(Data records)
::::

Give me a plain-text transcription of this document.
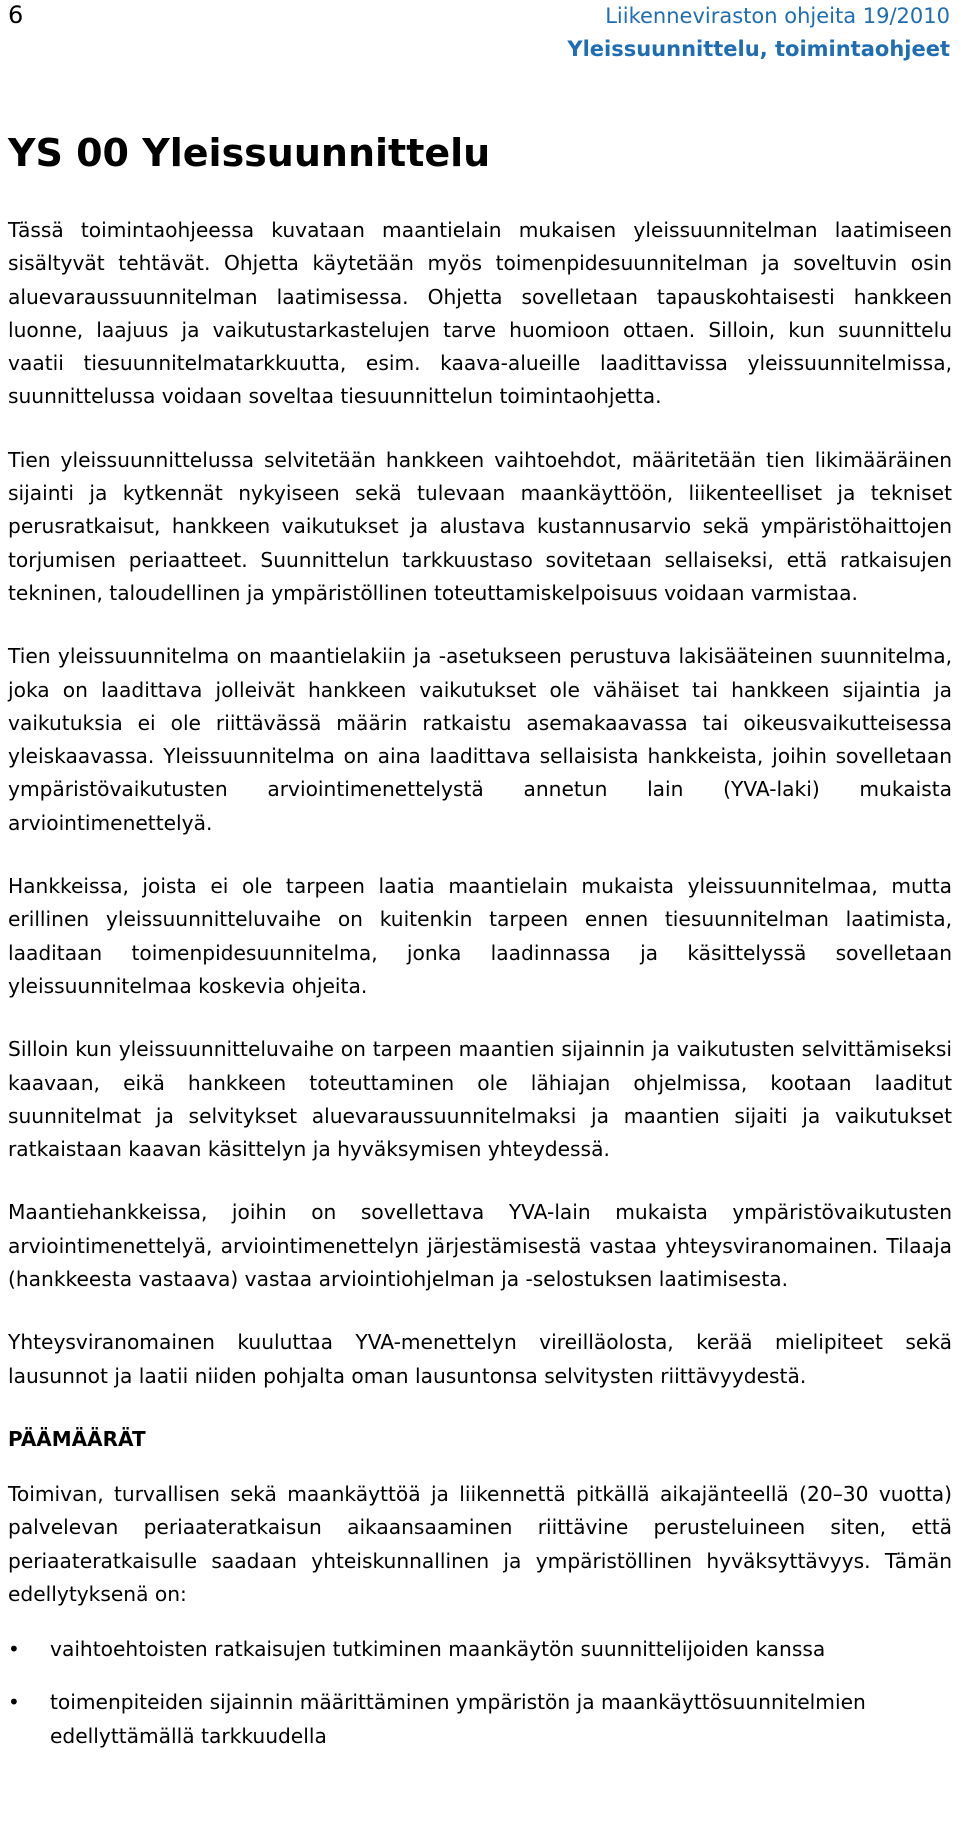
6	Liikenneviraston ohjeita 19/2010
Yleissuunnittelu, toimintaohjeet
YS 00 Yleissuunnittelu

Tässä toimintaohjeessa kuvataan maantielain mukaisen yleissuunnitelman laatimiseen sisältyvät tehtävät. Ohjetta käytetään myös toimenpidesuunnitelman ja soveltuvin osin aluevaraussuunnitelman laatimisessa. Ohjetta sovelletaan tapauskohtaisesti hankkeen luonne, laajuus ja vaikutustarkastelujen tarve huomioon ottaen. Silloin, kun suunnittelu vaatii tiesuunnitelmatarkkuutta, esim. kaava-alueille laadittavissa yleissuunnitelmissa, suunnittelussa voidaan soveltaa tiesuunnittelun toimintaohjetta.

Tien yleissuunnittelussa selvitetään hankkeen vaihtoehdot, määritetään tien likimääräinen sijainti ja kytkennät nykyiseen sekä tulevaan maankäyttöön, liikenteelliset ja tekniset perusratkaisut, hankkeen vaikutukset ja alustava kustannusarvio sekä ympäristöhaittojen torjumisen periaatteet. Suunnittelun tarkkuustaso sovitetaan sellaiseksi, että ratkaisujen tekninen, taloudellinen ja ympäristöllinen toteuttamiskelpoisuus voidaan varmistaa.

Tien yleissuunnitelma on maantielakiin ja -asetukseen perustuva lakisääteinen suunnitelma, joka on laadittava jolleivät hankkeen vaikutukset ole vähäiset tai hankkeen sijaintia ja vaikutuksia ei ole riittävässä määrin ratkaistu asemakaavassa tai oikeusvaikutteisessa yleiskaavassa. Yleissuunnitelma on aina laadittava sellaisista hankkeista, joihin sovelletaan ympäristövaikutusten arviointimenettelystä annetun lain (YVA-laki) mukaista arviointimenettelyä.

Hankkeissa, joista ei ole tarpeen laatia maantielain mukaista yleissuunnitelmaa, mutta erillinen yleissuunnitteluvaihe on kuitenkin tarpeen ennen tiesuunnitelman laatimista, laaditaan toimenpidesuunnitelma, jonka laadinnassa ja käsittelyssä sovelletaan yleissuunnitelmaa koskevia ohjeita.

Silloin kun yleissuunnitteluvaihe on tarpeen maantien sijainnin ja vaikutusten selvittämiseksi kaavaan, eikä hankkeen toteuttaminen ole lähiajan ohjelmissa, kootaan laaditut suunnitelmat ja selvitykset aluevaraussuunnitelmaksi ja maantien sijaiti ja vaikutukset ratkaistaan kaavan käsittelyn ja hyväksymisen yhteydessä.

Maantiehankkeissa, joihin on sovellettava YVA-lain mukaista ympäristövaikutusten arviointimenettelyä, arviointimenettelyn järjestämisestä vastaa yhteysviranomainen. Tilaaja (hankkeesta vastaava) vastaa arviointiohjelman ja -selostuksen laatimisesta.

Yhteysviranomainen kuuluttaa YVA-menettelyn vireilläolosta, kerää mielipiteet sekä lausunnot ja laatii niiden pohjalta oman lausuntonsa selvitysten riittävyydestä.

PÄÄMÄÄRÄT

Toimivan, turvallisen sekä maankäyttöä ja liikennettä pitkällä aikajänteellä (20–30 vuotta) palvelevan periaateratkaisun aikaansaaminen riittävine perusteluineen siten, että periaateratkaisulle saadaan yhteiskunnallinen ja ympäristöllinen hyväksyttävyys. Tämän edellytyksenä on:

• vaihtoehtoisten ratkaisujen tutkiminen maankäytön suunnittelijoiden kanssa
• toimenpiteiden sijainnin määrittäminen ympäristön ja maankäyttösuunnitelmien edellyttämällä tarkkuudella
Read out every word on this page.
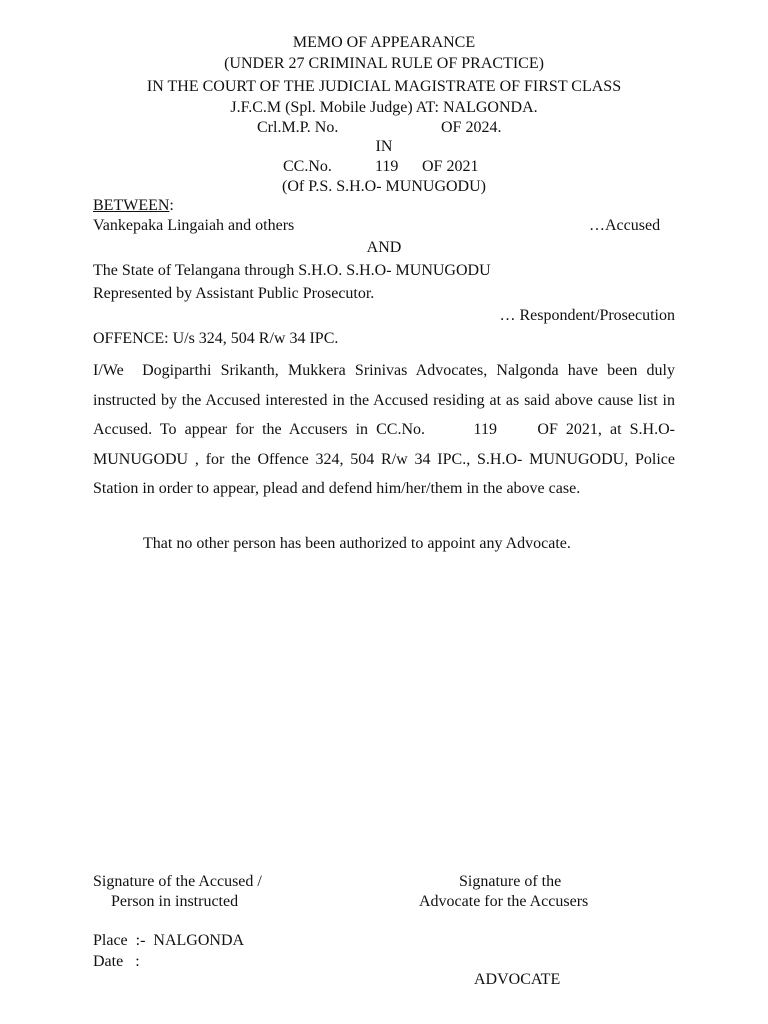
MEMO OF APPEARANCE
(UNDER 27 CRIMINAL RULE OF PRACTICE)
IN THE COURT OF THE JUDICIAL MAGISTRATE OF FIRST CLASS
J.F.C.M (Spl. Mobile Judge) AT: NALGONDA.
Crl.M.P. No.	OF 2024.
IN
CC.No.	119 OF 2021
(Of P.S. S.H.O- MUNUGODU)
BETWEEN:
Vankepaka Lingaiah and others	…Accused
AND
The State of Telangana through S.H.O. S.H.O- MUNUGODU
Represented by Assistant Public Prosecutor.
… Respondent/Prosecution
OFFENCE: U/s 324, 504 R/w 34 IPC.
I/We  Dogiparthi Srikanth, Mukkera Srinivas Advocates, Nalgonda have been duly instructed by the Accused interested in the Accused residing at as said above cause list in Accused. To appear for the Accusers in CC.No.      119     OF 2021, at S.H.O- MUNUGODU , for the Offence 324, 504 R/w 34 IPC., S.H.O- MUNUGODU, Police Station in order to appear, plead and defend him/her/them in the above case.
That no other person has been authorized to appoint any Advocate.
Signature of the Accused /
Person in instructed
Signature of the
Advocate for the Accusers
Place  :-  NALGONDA
Date   :
ADVOCATE
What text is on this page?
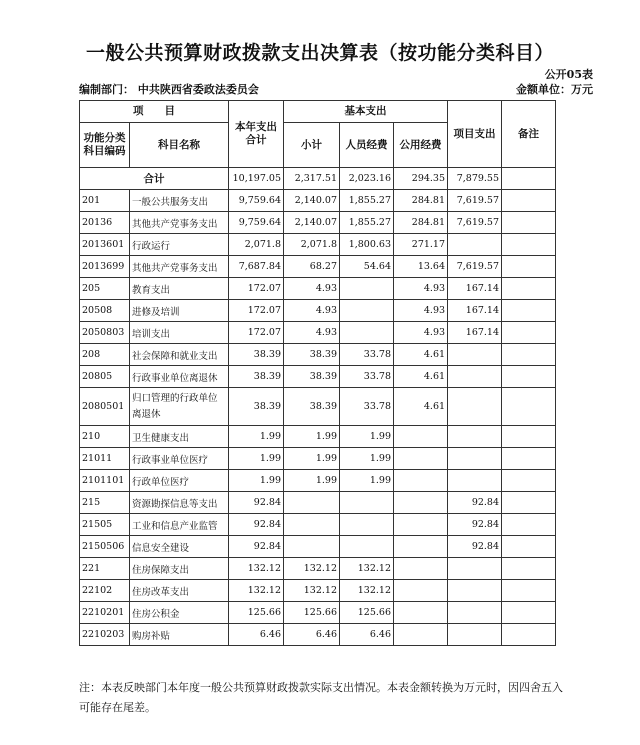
一般公共预算财政拨款支出决算表（按功能分类科目）
公开05表
编制部门： 中共陕西省委政法委员会	金额单位：万元
项　　目		本年支出合计	基本支出			项目支出	备注
功能分类科目编码	科目名称		小计	人员经费	公用经费		

合计		10,197.05	2,317.51	2,023.16	294.35	7,879.55	
201	一般公共服务支出	9,759.64	2,140.07	1,855.27	284.81	7,619.57	
20136	其他共产党事务支出	9,759.64	2,140.07	1,855.27	284.81	7,619.57	
2013601	行政运行	2,071.8	2,071.8	1,800.63	271.17		
2013699	其他共产党事务支出	7,687.84	68.27	54.64	13.64	7,619.57	
205	教育支出	172.07	4.93		4.93	167.14	
20508	进修及培训	172.07	4.93		4.93	167.14	
2050803	培训支出	172.07	4.93		4.93	167.14	
208	社会保障和就业支出	38.39	38.39	33.78	4.61		
20805	行政事业单位离退休	38.39	38.39	33.78	4.61		
2080501	归口管理的行政单位离退休	38.39	38.39	33.78	4.61		
210	卫生健康支出	1.99	1.99	1.99			
21011	行政事业单位医疗	1.99	1.99	1.99			
2101101	行政单位医疗	1.99	1.99	1.99			
215	资源勘探信息等支出	92.84				92.84	
21505	工业和信息产业监管	92.84				92.84	
2150506	信息安全建设	92.84				92.84	
221	住房保障支出	132.12	132.12	132.12			
22102	住房改革支出	132.12	132.12	132.12			
2210201	住房公积金	125.66	125.66	125.66			
2210203	购房补贴	6.46	6.46	6.46			
注：本表反映部门本年度一般公共预算财政拨款实际支出情况。本表金额转换为万元时，因四舍五入可能存在尾差。
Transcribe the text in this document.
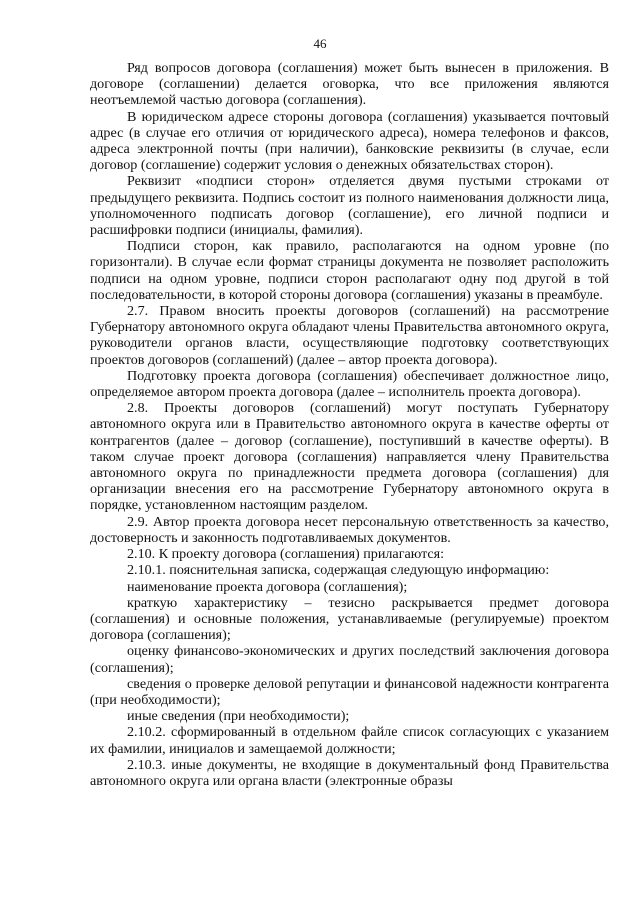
46

Ряд вопросов договора (соглашения) может быть вынесен в приложения. В договоре (соглашении) делается оговорка, что все приложения являются неотъемлемой частью договора (соглашения).

В юридическом адресе стороны договора (соглашения) указывается почтовый адрес (в случае его отличия от юридического адреса), номера телефонов и факсов, адреса электронной почты (при наличии), банковские реквизиты (в случае, если договор (соглашение) содержит условия о денежных обязательствах сторон).

Реквизит «подписи сторон» отделяется двумя пустыми строками от предыдущего реквизита. Подпись состоит из полного наименования должности лица, уполномоченного подписать договор (соглашение), его личной подписи и расшифровки подписи (инициалы, фамилия).

Подписи сторон, как правило, располагаются на одном уровне (по горизонтали). В случае если формат страницы документа не позволяет расположить подписи на одном уровне, подписи сторон располагают одну под другой в той последовательности, в которой стороны договора (соглашения) указаны в преамбуле.

2.7. Правом вносить проекты договоров (соглашений) на рассмотрение Губернатору автономного округа обладают члены Правительства автономного округа, руководители органов власти, осуществляющие подготовку соответствующих проектов договоров (соглашений) (далее – автор проекта договора).

Подготовку проекта договора (соглашения) обеспечивает должностное лицо, определяемое автором проекта договора (далее – исполнитель проекта договора).

2.8. Проекты договоров (соглашений) могут поступать Губернатору автономного округа или в Правительство автономного округа в качестве оферты от контрагентов (далее – договор (соглашение), поступивший в качестве оферты). В таком случае проект договора (соглашения) направляется члену Правительства автономного округа по принадлежности предмета договора (соглашения) для организации внесения его на рассмотрение Губернатору автономного округа в порядке, установленном настоящим разделом.

2.9. Автор проекта договора несет персональную ответственность за качество, достоверность и законность подготавливаемых документов.

2.10. К проекту договора (соглашения) прилагаются:

2.10.1. пояснительная записка, содержащая следующую информацию:

наименование проекта договора (соглашения);

краткую характеристику – тезисно раскрывается предмет договора (соглашения) и основные положения, устанавливаемые (регулируемые) проектом договора (соглашения);

оценку финансово-экономических и других последствий заключения договора (соглашения);

сведения о проверке деловой репутации и финансовой надежности контрагента (при необходимости);

иные сведения (при необходимости);

2.10.2. сформированный в отдельном файле список согласующих с указанием их фамилии, инициалов и замещаемой должности;

2.10.3. иные документы, не входящие в документальный фонд Правительства автономного округа или органа власти (электронные образы
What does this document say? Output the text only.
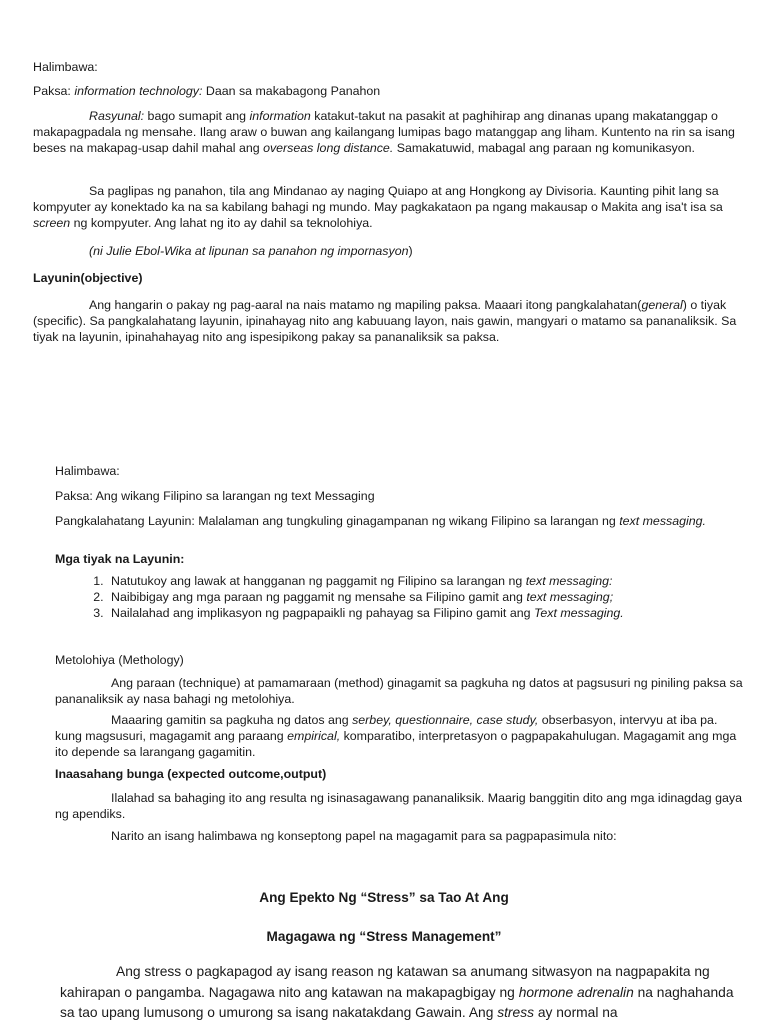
Halimbawa:
Paksa: information technology: Daan sa makabagong Panahon
Rasyunal: bago sumapit ang information katakut-takut na pasakit at paghihirap ang dinanas upang makatanggap o makapagpadala ng mensahe. Ilang araw o buwan ang kailangang lumipas bago matanggap ang liham. Kuntento na rin sa isang beses na makapag-usap dahil mahal ang overseas long distance. Samakatuwid, mabagal ang paraan ng komunikasyon.
Sa paglipas ng panahon, tila ang Mindanao ay naging Quiapo at ang Hongkong ay Divisoria. Kaunting pihit lang sa kompyuter ay konektado ka na sa kabilang bahagi ng mundo. May pagkakataon pa ngang makausap o Makita ang isa't isa sa screen ng kompyuter. Ang lahat ng ito ay dahil sa teknolohiya.
(ni Julie Ebol-Wika at lipunan sa panahon ng impornasyon)
Layunin(objective)
Ang hangarin o pakay ng pag-aaral na nais matamo ng mapiling paksa. Maaari itong pangkalahatan(general) o tiyak (specific). Sa pangkalahatang layunin, ipinahayag nito ang kabuuang layon, nais gawin, mangyari o matamo sa pananaliksik. Sa tiyak na layunin, ipinahahayag nito ang ispesipikong pakay sa pananaliksik sa paksa.
Halimbawa:
Paksa: Ang wikang Filipino sa larangan ng text Messaging
Pangkalahatang Layunin: Malalaman ang tungkuling ginagampanan ng wikang Filipino sa larangan ng text messaging.
Mga tiyak na Layunin:
1. Natutukoy ang lawak at hangganan ng paggamit ng Filipino sa larangan ng text messaging:
2. Naibibigay ang mga paraan ng paggamit ng mensahe sa Filipino gamit ang text messaging;
3. Nailalahad ang implikasyon ng pagpapaikli ng pahayag sa Filipino gamit ang Text messaging.
Metolohiya (Methology)
Ang paraan (technique) at pamamaraan (method) ginagamit sa pagkuha ng datos at pagsusuri ng piniling paksa sa pananaliksik ay nasa bahagi ng metolohiya.
Maaaring gamitin sa pagkuha ng datos ang serbey, questionnaire, case study, obserbasyon, intervyu at iba pa. kung magsusuri, magagamit ang paraang empirical, komparatibo, interpretasyon o pagpapakahulugan. Magagamit ang mga ito depende sa larangang gagamitin.
Inaasahang bunga (expected outcome,output)
Ilalahad sa bahaging ito ang resulta ng isinasagawang pananaliksik. Maarig banggitin dito ang mga idinagdag gaya ng apendiks.
Narito an isang halimbawa ng konseptong papel na magagamit para sa pagpapasimula nito:
Ang Epekto Ng “Stress” sa Tao At Ang
Magagawa ng “Stress Management”
Ang stress o pagkapagod ay isang reason ng katawan sa anumang sitwasyon na nagpapakita ng kahirapan o pangamba. Nagagawa nito ang katawan na makapagbigay ng hormone adrenalin na naghahanda sa tao upang lumusong o umurong sa isang nakatakdang Gawain. Ang stress ay normal na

::::

■ Directive
Extract, from the material above, each line holding the word "maantielain".

■ Task solution
Tässä toimintaohjeessa kuvataan maantielain mukaisen yleissuunnitelman laatimiseen sisältyvät tehtävät. Ohjetta käytetään myös toimenpidesuunnitelman ja soveltuvin osin aluevaraussuunnitelman laatimisessa. Ohjetta sovelletaan tapauskohtaisesti hankkeen luonne, laajuus ja vaikutustarkastelujen tarve huomioon ottaen. Silloin, kun suunnittelu vaatii tiesuunnitelmatarkkuutta, esim. kaava-alueille laadittavissa yleissuunnitelmissa, suunnittelussa voidaan soveltaa tiesuunnittelun toimintaohjetta.
Hankkeissa, joista ei ole tarpeen laatia maantielain mukaista yleissuunnitelmaa, mutta erillinen yleissuunnitteluvaihe on kuitenkin tarpeen ennen tiesuunnitelman laatimista, laaditaan toimenpidesuunnitelma, jonka laadinnassa ja käsittelyssä sovelletaan yleissuunnitelmaa koskevia ohjeita.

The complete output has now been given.